- _PROBLEM_
Restate the records that follow word for word; no pictures should appear.

Data tied to figure images:

━━━━

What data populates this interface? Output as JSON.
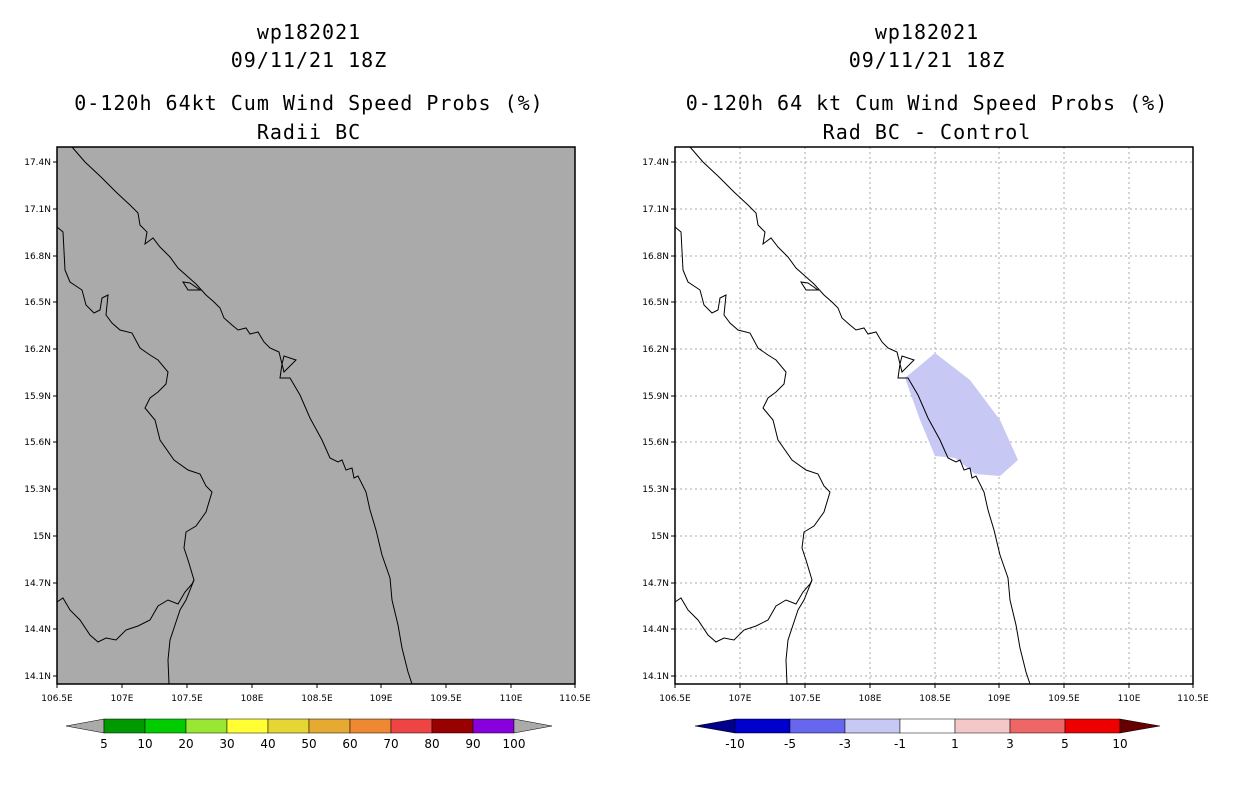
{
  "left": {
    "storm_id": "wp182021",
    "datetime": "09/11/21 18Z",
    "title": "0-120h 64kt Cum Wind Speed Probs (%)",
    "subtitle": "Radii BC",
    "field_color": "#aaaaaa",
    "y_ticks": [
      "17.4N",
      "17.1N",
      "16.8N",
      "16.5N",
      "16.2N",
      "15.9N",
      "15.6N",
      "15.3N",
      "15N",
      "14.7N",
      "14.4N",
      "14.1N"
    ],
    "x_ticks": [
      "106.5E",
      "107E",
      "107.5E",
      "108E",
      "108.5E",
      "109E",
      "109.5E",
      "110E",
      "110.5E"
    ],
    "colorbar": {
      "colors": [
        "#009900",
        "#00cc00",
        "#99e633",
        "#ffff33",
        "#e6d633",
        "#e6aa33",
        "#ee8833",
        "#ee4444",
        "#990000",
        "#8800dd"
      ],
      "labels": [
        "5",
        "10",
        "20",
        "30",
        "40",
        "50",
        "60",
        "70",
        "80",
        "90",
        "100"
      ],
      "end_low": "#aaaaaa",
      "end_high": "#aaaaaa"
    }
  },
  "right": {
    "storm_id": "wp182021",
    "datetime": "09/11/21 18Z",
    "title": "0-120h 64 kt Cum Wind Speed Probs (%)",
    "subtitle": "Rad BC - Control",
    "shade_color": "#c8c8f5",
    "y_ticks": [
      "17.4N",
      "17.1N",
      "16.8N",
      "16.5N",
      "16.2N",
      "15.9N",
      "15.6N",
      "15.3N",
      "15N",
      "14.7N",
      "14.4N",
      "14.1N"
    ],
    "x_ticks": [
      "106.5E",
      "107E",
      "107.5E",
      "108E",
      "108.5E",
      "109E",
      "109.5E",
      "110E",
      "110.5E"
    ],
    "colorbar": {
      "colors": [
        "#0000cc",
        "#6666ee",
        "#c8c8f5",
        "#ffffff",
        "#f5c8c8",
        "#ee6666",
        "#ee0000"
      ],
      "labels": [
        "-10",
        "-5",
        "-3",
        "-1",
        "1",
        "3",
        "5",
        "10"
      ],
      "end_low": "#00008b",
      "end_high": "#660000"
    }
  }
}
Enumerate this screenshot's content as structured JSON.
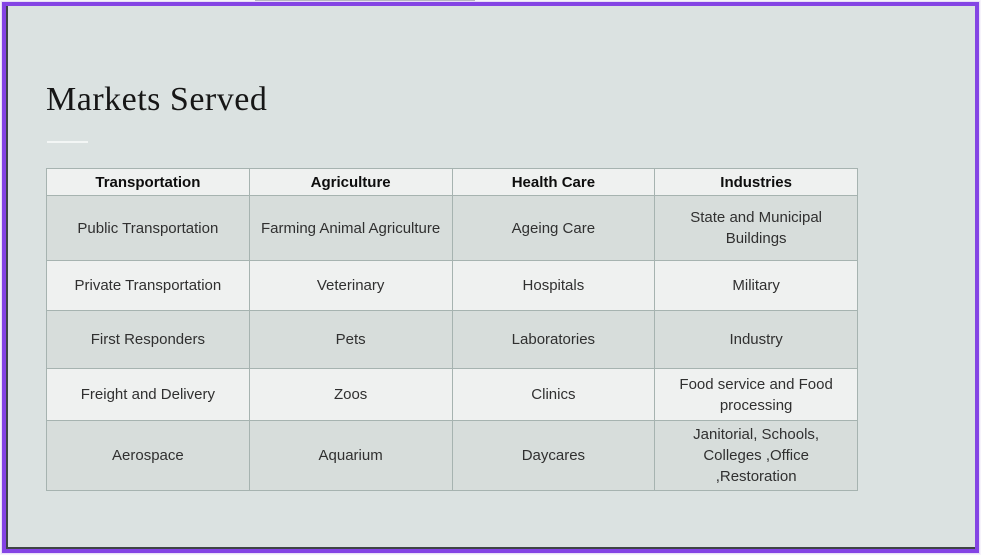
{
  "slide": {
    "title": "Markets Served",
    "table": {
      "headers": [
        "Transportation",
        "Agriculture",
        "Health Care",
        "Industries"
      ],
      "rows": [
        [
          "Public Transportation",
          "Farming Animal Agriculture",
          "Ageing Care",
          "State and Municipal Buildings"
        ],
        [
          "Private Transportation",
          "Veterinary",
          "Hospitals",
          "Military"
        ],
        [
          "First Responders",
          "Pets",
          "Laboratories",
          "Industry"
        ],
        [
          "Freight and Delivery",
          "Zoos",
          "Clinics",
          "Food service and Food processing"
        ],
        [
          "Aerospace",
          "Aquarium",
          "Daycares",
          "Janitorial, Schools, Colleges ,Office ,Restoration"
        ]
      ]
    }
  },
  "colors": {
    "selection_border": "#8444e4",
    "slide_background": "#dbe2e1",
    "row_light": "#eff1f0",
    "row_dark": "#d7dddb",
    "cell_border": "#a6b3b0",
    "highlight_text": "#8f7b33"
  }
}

━━━━

- _COMPLETED TASK_
What data populates this interface? Output as JSON.
{
  "left": {
    "storm_id": "wp182021",
    "datetime": "09/11/21 18Z",
    "title": "0-120h 64kt Cum Wind Speed Probs (%)",
    "subtitle": "Radii BC",
    "field_color": "#aaaaaa",
    "y_ticks": [
      "17.4N",
      "17.1N",
      "16.8N",
      "16.5N",
      "16.2N",
      "15.9N",
      "15.6N",
      "15.3N",
      "15N",
      "14.7N",
      "14.4N",
      "14.1N"
    ],
    "x_ticks": [
      "106.5E",
      "107E",
      "107.5E",
      "108E",
      "108.5E",
      "109E",
      "109.5E",
      "110E",
      "110.5E"
    ],
    "colorbar": {
      "colors": [
        "#009900",
        "#00cc00",
        "#99e633",
        "#ffff33",
        "#e6d633",
        "#e6aa33",
        "#ee8833",
        "#ee4444",
        "#990000",
        "#8800dd"
      ],
      "labels": [
        "5",
        "10",
        "20",
        "30",
        "40",
        "50",
        "60",
        "70",
        "80",
        "90",
        "100"
      ],
      "end_low": "#aaaaaa",
      "end_high": "#aaaaaa"
    }
  },
  "right": {
    "storm_id": "wp182021",
    "datetime": "09/11/21 18Z",
    "title": "0-120h 64 kt Cum Wind Speed Probs (%)",
    "subtitle": "Rad BC - Control",
    "shade_color": "#c8c8f5",
    "y_ticks": [
      "17.4N",
      "17.1N",
      "16.8N",
      "16.5N",
      "16.2N",
      "15.9N",
      "15.6N",
      "15.3N",
      "15N",
      "14.7N",
      "14.4N",
      "14.1N"
    ],
    "x_ticks": [
      "106.5E",
      "107E",
      "107.5E",
      "108E",
      "108.5E",
      "109E",
      "109.5E",
      "110E",
      "110.5E"
    ],
    "colorbar": {
      "colors": [
        "#0000cc",
        "#6666ee",
        "#c8c8f5",
        "#ffffff",
        "#f5c8c8",
        "#ee6666",
        "#ee0000"
      ],
      "labels": [
        "-10",
        "-5",
        "-3",
        "-1",
        "1",
        "3",
        "5",
        "10"
      ],
      "end_low": "#00008b",
      "end_high": "#660000"
    }
  }
}
Enumerate this screenshot's content as structured JSON.
{
  "slide": {
    "title": "Markets Served",
    "table": {
      "headers": [
        "Transportation",
        "Agriculture",
        "Health Care",
        "Industries"
      ],
      "rows": [
        [
          "Public Transportation",
          "Farming Animal Agriculture",
          "Ageing Care",
          "State and Municipal Buildings"
        ],
        [
          "Private Transportation",
          "Veterinary",
          "Hospitals",
          "Military"
        ],
        [
          "First Responders",
          "Pets",
          "Laboratories",
          "Industry"
        ],
        [
          "Freight and Delivery",
          "Zoos",
          "Clinics",
          "Food service and Food processing"
        ],
        [
          "Aerospace",
          "Aquarium",
          "Daycares",
          "Janitorial, Schools, Colleges ,Office ,Restoration"
        ]
      ]
    }
  },
  "colors": {
    "selection_border": "#8444e4",
    "slide_background": "#dbe2e1",
    "row_light": "#eff1f0",
    "row_dark": "#d7dddb",
    "cell_border": "#a6b3b0",
    "highlight_text": "#8f7b33"
  }
}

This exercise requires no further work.